Given exercise
Find the word "projects" in the records below. List each line containing it.

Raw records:
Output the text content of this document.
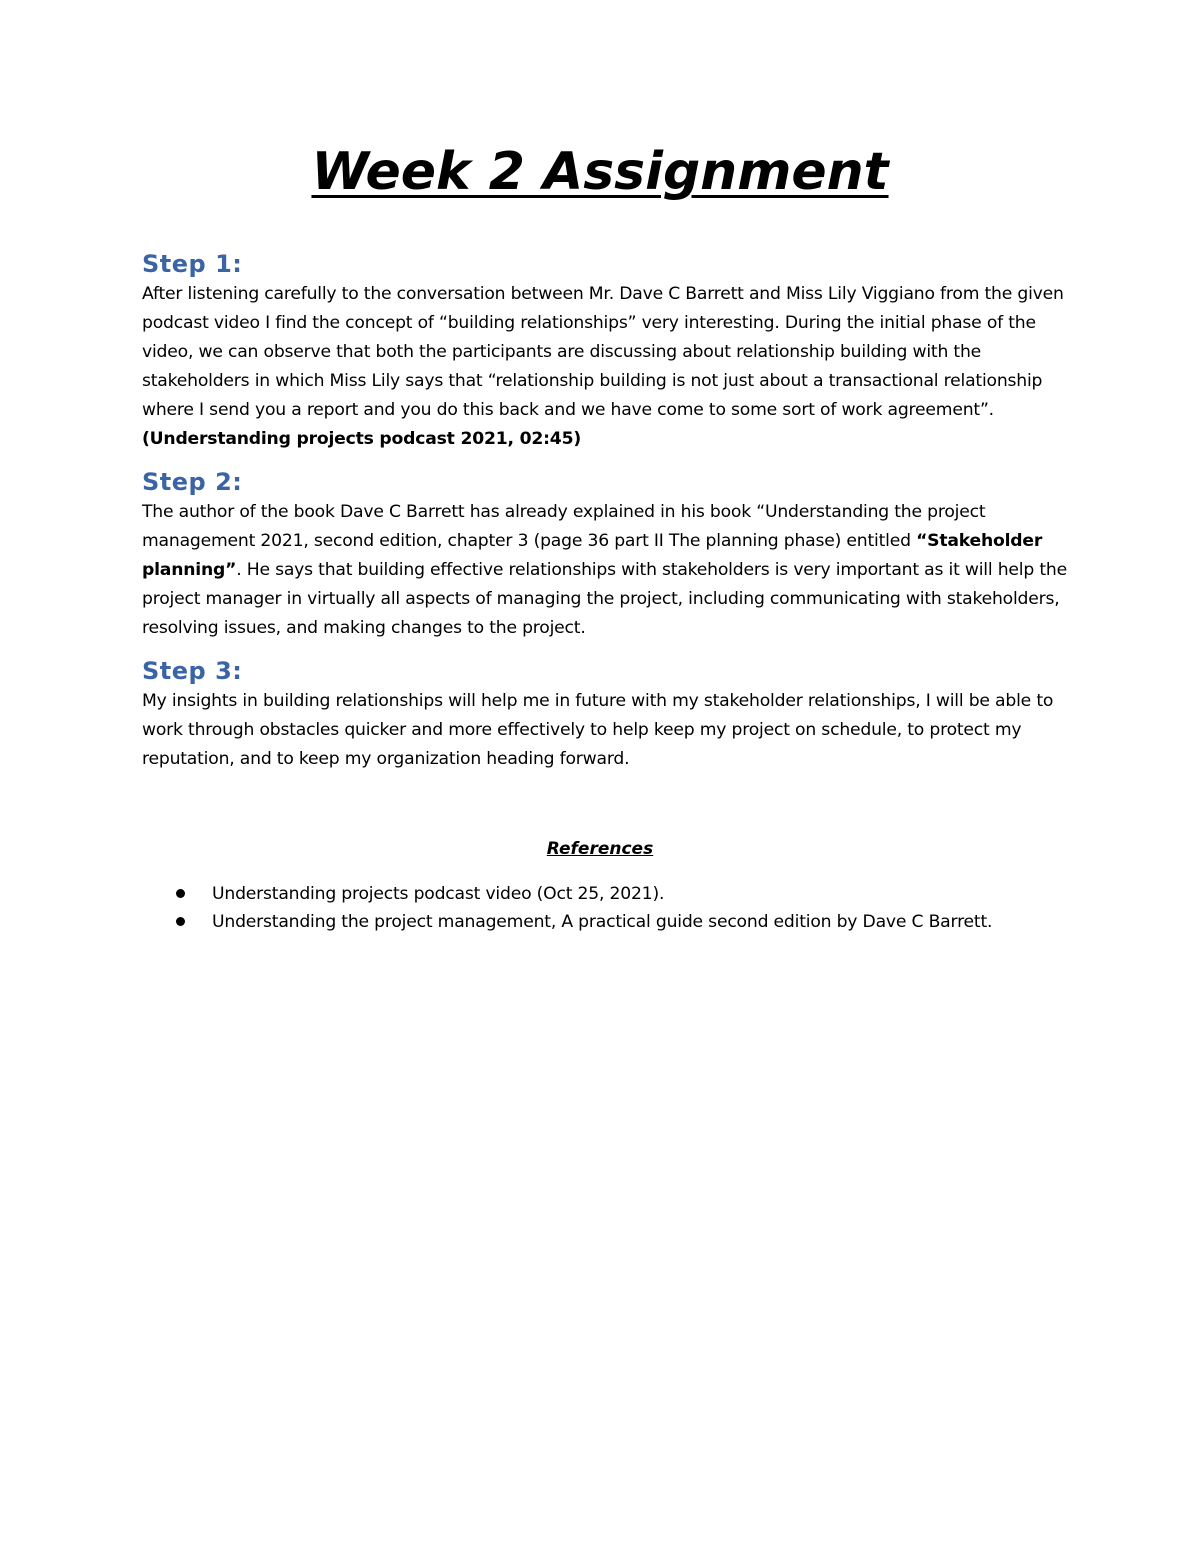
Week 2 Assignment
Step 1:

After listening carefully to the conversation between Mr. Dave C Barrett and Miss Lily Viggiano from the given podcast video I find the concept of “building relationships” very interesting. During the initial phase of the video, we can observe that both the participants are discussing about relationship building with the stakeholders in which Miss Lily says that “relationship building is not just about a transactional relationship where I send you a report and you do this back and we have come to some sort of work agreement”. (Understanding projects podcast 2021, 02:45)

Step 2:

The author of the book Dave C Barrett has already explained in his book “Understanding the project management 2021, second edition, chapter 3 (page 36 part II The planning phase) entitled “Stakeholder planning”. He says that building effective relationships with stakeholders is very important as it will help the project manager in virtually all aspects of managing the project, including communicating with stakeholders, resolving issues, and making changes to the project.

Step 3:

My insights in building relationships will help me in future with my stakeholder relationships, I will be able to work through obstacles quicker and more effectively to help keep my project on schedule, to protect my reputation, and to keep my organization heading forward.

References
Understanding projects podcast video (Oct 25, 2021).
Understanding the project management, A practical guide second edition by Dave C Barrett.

...

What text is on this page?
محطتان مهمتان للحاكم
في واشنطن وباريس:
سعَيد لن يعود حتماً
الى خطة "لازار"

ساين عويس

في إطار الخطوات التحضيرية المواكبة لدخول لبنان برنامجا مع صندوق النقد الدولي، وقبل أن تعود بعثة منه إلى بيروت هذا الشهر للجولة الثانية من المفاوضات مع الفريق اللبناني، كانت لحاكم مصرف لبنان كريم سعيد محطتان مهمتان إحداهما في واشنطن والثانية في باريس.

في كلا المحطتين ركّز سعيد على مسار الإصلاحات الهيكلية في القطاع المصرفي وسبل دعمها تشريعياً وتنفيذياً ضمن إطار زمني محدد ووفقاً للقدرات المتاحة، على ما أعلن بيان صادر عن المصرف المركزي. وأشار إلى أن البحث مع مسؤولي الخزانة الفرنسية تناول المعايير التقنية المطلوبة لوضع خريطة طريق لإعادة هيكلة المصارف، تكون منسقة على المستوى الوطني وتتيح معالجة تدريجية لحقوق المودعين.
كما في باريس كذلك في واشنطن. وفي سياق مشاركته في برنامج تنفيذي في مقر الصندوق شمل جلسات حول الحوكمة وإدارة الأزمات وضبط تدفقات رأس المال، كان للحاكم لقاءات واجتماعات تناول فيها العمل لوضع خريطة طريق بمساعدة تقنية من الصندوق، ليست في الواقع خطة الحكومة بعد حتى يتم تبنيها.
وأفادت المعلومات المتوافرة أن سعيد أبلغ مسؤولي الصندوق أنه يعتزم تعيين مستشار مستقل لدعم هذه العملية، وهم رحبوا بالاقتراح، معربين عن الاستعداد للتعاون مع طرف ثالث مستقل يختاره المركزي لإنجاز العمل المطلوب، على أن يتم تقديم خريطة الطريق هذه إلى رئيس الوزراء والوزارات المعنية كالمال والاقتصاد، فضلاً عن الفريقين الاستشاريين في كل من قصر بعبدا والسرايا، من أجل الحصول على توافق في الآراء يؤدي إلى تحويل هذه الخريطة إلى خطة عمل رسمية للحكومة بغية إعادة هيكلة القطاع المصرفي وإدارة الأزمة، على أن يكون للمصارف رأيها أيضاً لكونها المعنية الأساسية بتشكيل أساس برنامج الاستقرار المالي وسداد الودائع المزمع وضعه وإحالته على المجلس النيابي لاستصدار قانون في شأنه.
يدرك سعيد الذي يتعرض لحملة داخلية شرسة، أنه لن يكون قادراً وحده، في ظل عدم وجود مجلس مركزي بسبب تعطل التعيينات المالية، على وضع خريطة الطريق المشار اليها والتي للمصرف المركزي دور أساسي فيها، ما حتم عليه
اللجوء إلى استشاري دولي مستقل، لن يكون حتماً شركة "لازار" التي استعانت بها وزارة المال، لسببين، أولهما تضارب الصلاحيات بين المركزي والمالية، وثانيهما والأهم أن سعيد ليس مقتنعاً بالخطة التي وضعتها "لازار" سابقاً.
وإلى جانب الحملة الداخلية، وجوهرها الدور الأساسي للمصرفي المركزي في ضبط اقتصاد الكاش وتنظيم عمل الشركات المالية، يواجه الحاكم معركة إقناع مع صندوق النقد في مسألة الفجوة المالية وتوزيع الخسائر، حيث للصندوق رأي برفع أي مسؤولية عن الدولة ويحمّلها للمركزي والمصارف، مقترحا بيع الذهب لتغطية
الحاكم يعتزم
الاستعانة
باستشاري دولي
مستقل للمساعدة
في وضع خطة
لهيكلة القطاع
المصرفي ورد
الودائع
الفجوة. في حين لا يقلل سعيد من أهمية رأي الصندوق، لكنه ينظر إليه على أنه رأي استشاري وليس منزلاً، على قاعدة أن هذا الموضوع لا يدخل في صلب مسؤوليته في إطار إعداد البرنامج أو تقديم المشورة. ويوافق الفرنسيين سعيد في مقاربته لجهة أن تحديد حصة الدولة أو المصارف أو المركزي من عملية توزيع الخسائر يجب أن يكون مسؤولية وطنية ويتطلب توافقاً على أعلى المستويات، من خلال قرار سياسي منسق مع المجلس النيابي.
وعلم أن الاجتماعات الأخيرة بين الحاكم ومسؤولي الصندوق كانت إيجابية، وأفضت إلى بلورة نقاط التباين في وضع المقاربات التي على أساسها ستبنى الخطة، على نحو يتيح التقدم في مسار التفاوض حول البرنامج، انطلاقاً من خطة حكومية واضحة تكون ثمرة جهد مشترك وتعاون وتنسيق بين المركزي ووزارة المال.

Output for this exercise
After listening carefully to the conversation between Mr. Dave C Barrett and Miss Lily Viggiano from the given podcast video I find the concept of “building relationships” very interesting. During the initial phase of the video, we can observe that both the participants are discussing about relationship building with the stakeholders in which Miss Lily says that “relationship building is not just about a transactional relationship where I send you a report and you do this back and we have come to some sort of work agreement”. (Understanding projects podcast 2021, 02:45)
Understanding projects podcast video (Oct 25, 2021).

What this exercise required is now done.